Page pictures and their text

■ ■ ■ ■

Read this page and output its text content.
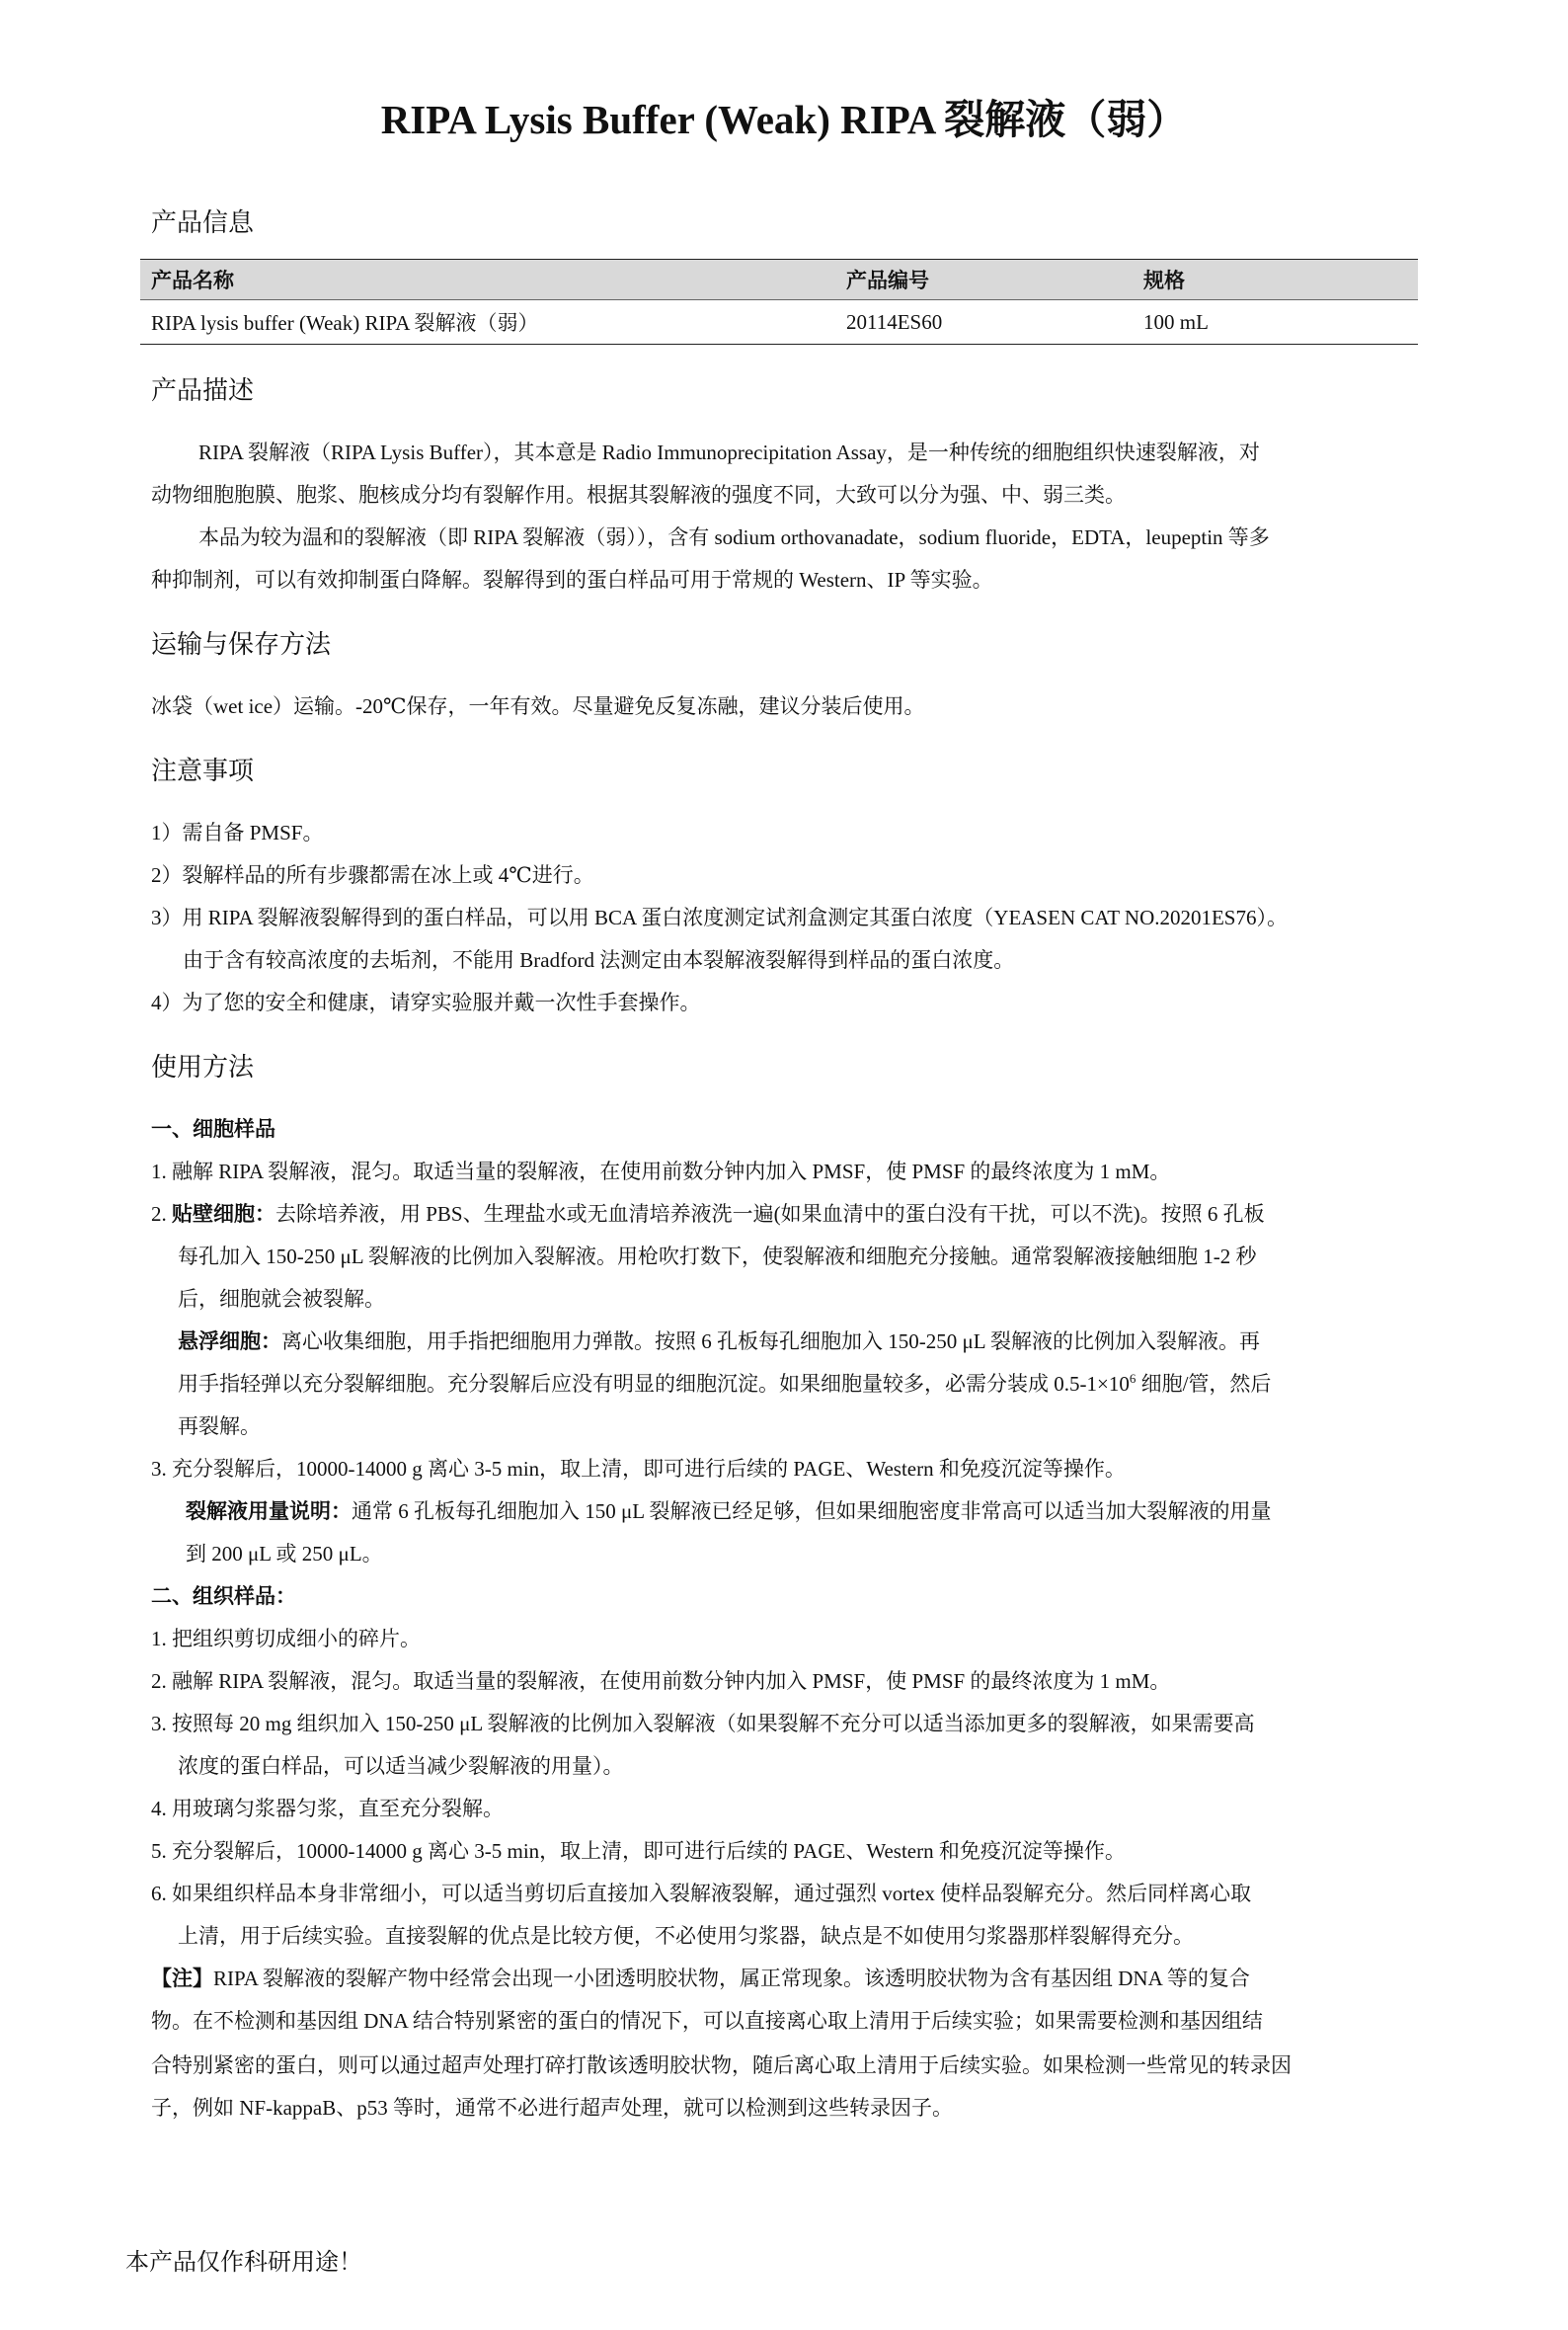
RIPA Lysis Buffer (Weak) RIPA 裂解液（弱）
产品信息
产品名称	产品编号	规格
RIPA lysis buffer (Weak) RIPA 裂解液（弱）	20114ES60	100 mL
产品描述
RIPA 裂解液（RIPA Lysis Buffer），其本意是 Radio Immunoprecipitation Assay，是一种传统的细胞组织快速裂解液，对
动物细胞胞膜、胞浆、胞核成分均有裂解作用。根据其裂解液的强度不同，大致可以分为强、中、弱三类。
本品为较为温和的裂解液（即 RIPA 裂解液（弱）），含有 sodium orthovanadate，sodium fluoride，EDTA，leupeptin 等多
种抑制剂，可以有效抑制蛋白降解。裂解得到的蛋白样品可用于常规的 Western、IP 等实验。
运输与保存方法
冰袋（wet ice）运输。-20℃保存，一年有效。尽量避免反复冻融，建议分装后使用。
注意事项
1）需自备 PMSF。
2）裂解样品的所有步骤都需在冰上或 4℃进行。
3）用 RIPA 裂解液裂解得到的蛋白样品，可以用 BCA 蛋白浓度测定试剂盒测定其蛋白浓度（YEASEN CAT NO.20201ES76）。
由于含有较高浓度的去垢剂，不能用 Bradford 法测定由本裂解液裂解得到样品的蛋白浓度。
4）为了您的安全和健康，请穿实验服并戴一次性手套操作。
使用方法
一、细胞样品
1. 融解 RIPA 裂解液，混匀。取适当量的裂解液，在使用前数分钟内加入 PMSF，使 PMSF 的最终浓度为 1 mM。
2. 贴壁细胞：去除培养液，用 PBS、生理盐水或无血清培养液洗一遍(如果血清中的蛋白没有干扰，可以不洗)。按照 6 孔板
每孔加入 150-250 μL 裂解液的比例加入裂解液。用枪吹打数下，使裂解液和细胞充分接触。通常裂解液接触细胞 1-2 秒
后，细胞就会被裂解。
悬浮细胞：离心收集细胞，用手指把细胞用力弹散。按照 6 孔板每孔细胞加入 150-250 μL 裂解液的比例加入裂解液。再
用手指轻弹以充分裂解细胞。充分裂解后应没有明显的细胞沉淀。如果细胞量较多，必需分装成 $0.5-1\times 10^6$ 细胞/管，然后
再裂解。
3. 充分裂解后，10000-14000 g 离心 3-5 min，取上清，即可进行后续的 PAGE、Western 和免疫沉淀等操作。
裂解液用量说明：通常 6 孔板每孔细胞加入 150 μL 裂解液已经足够，但如果细胞密度非常高可以适当加大裂解液的用量
到 200 μL 或 250 μL。
二、组织样品：
1. 把组织剪切成细小的碎片。
2. 融解 RIPA 裂解液，混匀。取适当量的裂解液，在使用前数分钟内加入 PMSF，使 PMSF 的最终浓度为 1 mM。
3. 按照每 20 mg 组织加入 150-250 μL 裂解液的比例加入裂解液（如果裂解不充分可以适当添加更多的裂解液，如果需要高
浓度的蛋白样品，可以适当减少裂解液的用量）。
4. 用玻璃匀浆器匀浆，直至充分裂解。
5. 充分裂解后，10000-14000 g 离心 3-5 min，取上清，即可进行后续的 PAGE、Western 和免疫沉淀等操作。
6. 如果组织样品本身非常细小，可以适当剪切后直接加入裂解液裂解，通过强烈 vortex 使样品裂解充分。然后同样离心取
上清，用于后续实验。直接裂解的优点是比较方便，不必使用匀浆器，缺点是不如使用匀浆器那样裂解得充分。
【注】RIPA 裂解液的裂解产物中经常会出现一小团透明胶状物，属正常现象。该透明胶状物为含有基因组 DNA 等的复合
物。在不检测和基因组 DNA 结合特别紧密的蛋白的情况下，可以直接离心取上清用于后续实验；如果需要检测和基因组结
合特别紧密的蛋白，则可以通过超声处理打碎打散该透明胶状物，随后离心取上清用于后续实验。如果检测一些常见的转录因
子，例如 NF-kappaB、p53 等时，通常不必进行超声处理，就可以检测到这些转录因子。
本产品仅作科研用途！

■ ■ ■ ■

● The task
What lines in the records above include the string "即可进行后续的"? Copy each one.

● Problem solution
3. 充分裂解后，10000-14000 g 离心 3-5 min，取上清，即可进行后续的 PAGE、Western 和免疫沉淀等操作。
5. 充分裂解后，10000-14000 g 离心 3-5 min，取上清，即可进行后续的 PAGE、Western 和免疫沉淀等操作。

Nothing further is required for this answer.